* [Goal of the exercise] Print all the entries verbatim.

(Dataset entries on figures)
◆ ◆ ◆
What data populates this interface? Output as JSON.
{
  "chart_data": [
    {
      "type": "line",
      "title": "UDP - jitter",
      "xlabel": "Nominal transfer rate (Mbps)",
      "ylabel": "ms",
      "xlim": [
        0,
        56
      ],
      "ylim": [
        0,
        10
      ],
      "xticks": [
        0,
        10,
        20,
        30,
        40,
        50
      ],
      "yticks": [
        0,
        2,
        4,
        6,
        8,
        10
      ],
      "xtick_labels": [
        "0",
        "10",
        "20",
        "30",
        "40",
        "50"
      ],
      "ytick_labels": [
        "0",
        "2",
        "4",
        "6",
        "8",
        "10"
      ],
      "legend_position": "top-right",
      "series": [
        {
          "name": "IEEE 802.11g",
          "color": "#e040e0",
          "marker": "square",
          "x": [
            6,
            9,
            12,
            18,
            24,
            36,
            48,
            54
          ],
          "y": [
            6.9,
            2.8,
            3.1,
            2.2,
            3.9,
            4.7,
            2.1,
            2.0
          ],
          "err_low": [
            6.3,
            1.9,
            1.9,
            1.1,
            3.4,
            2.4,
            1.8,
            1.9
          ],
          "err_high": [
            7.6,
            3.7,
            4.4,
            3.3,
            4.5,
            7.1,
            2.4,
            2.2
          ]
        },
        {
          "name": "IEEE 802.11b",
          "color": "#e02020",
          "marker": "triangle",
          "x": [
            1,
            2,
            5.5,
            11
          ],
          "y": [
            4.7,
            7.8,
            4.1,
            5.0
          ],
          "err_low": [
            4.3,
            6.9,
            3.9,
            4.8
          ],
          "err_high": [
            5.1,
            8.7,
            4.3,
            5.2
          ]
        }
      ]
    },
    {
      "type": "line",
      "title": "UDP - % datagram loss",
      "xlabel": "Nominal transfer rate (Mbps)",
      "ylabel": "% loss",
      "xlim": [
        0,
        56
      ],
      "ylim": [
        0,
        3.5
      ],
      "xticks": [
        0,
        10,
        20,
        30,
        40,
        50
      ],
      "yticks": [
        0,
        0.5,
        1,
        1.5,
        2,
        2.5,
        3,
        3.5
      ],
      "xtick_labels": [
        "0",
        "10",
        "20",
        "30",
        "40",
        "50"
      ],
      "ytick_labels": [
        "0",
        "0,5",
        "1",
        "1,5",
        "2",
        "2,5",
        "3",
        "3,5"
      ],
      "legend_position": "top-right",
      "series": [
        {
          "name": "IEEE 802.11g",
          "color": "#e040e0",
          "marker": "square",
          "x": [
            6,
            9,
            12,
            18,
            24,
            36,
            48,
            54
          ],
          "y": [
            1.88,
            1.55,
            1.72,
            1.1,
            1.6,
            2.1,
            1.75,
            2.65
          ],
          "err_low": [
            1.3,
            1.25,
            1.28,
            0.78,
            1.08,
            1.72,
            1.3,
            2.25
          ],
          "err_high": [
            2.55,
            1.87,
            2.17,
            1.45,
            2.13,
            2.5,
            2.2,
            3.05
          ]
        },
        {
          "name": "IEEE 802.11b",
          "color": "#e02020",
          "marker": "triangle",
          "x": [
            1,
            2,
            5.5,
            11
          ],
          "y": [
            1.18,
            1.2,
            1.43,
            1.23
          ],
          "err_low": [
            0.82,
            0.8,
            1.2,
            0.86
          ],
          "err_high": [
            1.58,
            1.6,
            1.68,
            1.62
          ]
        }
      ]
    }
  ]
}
◆ ◆ ◆
* [Solution for this problem]
What data populates this interface? Output as JSON.
{
  "chart_data": [
    {
      "type": "line",
      "title": "UDP - jitter",
      "xlabel": "Nominal transfer rate (Mbps)",
      "ylabel": "ms",
      "xlim": [
        0,
        56
      ],
      "ylim": [
        0,
        10
      ],
      "xticks": [
        0,
        10,
        20,
        30,
        40,
        50
      ],
      "yticks": [
        0,
        2,
        4,
        6,
        8,
        10
      ],
      "xtick_labels": [
        "0",
        "10",
        "20",
        "30",
        "40",
        "50"
      ],
      "ytick_labels": [
        "0",
        "2",
        "4",
        "6",
        "8",
        "10"
      ],
      "legend_position": "top-right",
      "series": [
        {
          "name": "IEEE 802.11g",
          "color": "#e040e0",
          "marker": "square",
          "x": [
            6,
            9,
            12,
            18,
            24,
            36,
            48,
            54
          ],
          "y": [
            6.9,
            2.8,
            3.1,
            2.2,
            3.9,
            4.7,
            2.1,
            2.0
          ],
          "err_low": [
            6.3,
            1.9,
            1.9,
            1.1,
            3.4,
            2.4,
            1.8,
            1.9
          ],
          "err_high": [
            7.6,
            3.7,
            4.4,
            3.3,
            4.5,
            7.1,
            2.4,
            2.2
          ]
        },
        {
          "name": "IEEE 802.11b",
          "color": "#e02020",
          "marker": "triangle",
          "x": [
            1,
            2,
            5.5,
            11
          ],
          "y": [
            4.7,
            7.8,
            4.1,
            5.0
          ],
          "err_low": [
            4.3,
            6.9,
            3.9,
            4.8
          ],
          "err_high": [
            5.1,
            8.7,
            4.3,
            5.2
          ]
        }
      ]
    },
    {
      "type": "line",
      "title": "UDP - % datagram loss",
      "xlabel": "Nominal transfer rate (Mbps)",
      "ylabel": "% loss",
      "xlim": [
        0,
        56
      ],
      "ylim": [
        0,
        3.5
      ],
      "xticks": [
        0,
        10,
        20,
        30,
        40,
        50
      ],
      "yticks": [
        0,
        0.5,
        1,
        1.5,
        2,
        2.5,
        3,
        3.5
      ],
      "xtick_labels": [
        "0",
        "10",
        "20",
        "30",
        "40",
        "50"
      ],
      "ytick_labels": [
        "0",
        "0,5",
        "1",
        "1,5",
        "2",
        "2,5",
        "3",
        "3,5"
      ],
      "legend_position": "top-right",
      "series": [
        {
          "name": "IEEE 802.11g",
          "color": "#e040e0",
          "marker": "square",
          "x": [
            6,
            9,
            12,
            18,
            24,
            36,
            48,
            54
          ],
          "y": [
            1.88,
            1.55,
            1.72,
            1.1,
            1.6,
            2.1,
            1.75,
            2.65
          ],
          "err_low": [
            1.3,
            1.25,
            1.28,
            0.78,
            1.08,
            1.72,
            1.3,
            2.25
          ],
          "err_high": [
            2.55,
            1.87,
            2.17,
            1.45,
            2.13,
            2.5,
            2.2,
            3.05
          ]
        },
        {
          "name": "IEEE 802.11b",
          "color": "#e02020",
          "marker": "triangle",
          "x": [
            1,
            2,
            5.5,
            11
          ],
          "y": [
            1.18,
            1.2,
            1.43,
            1.23
          ],
          "err_low": [
            0.82,
            0.8,
            1.2,
            0.86
          ],
          "err_high": [
            1.58,
            1.6,
            1.68,
            1.62
          ]
        }
      ]
    }
  ]
}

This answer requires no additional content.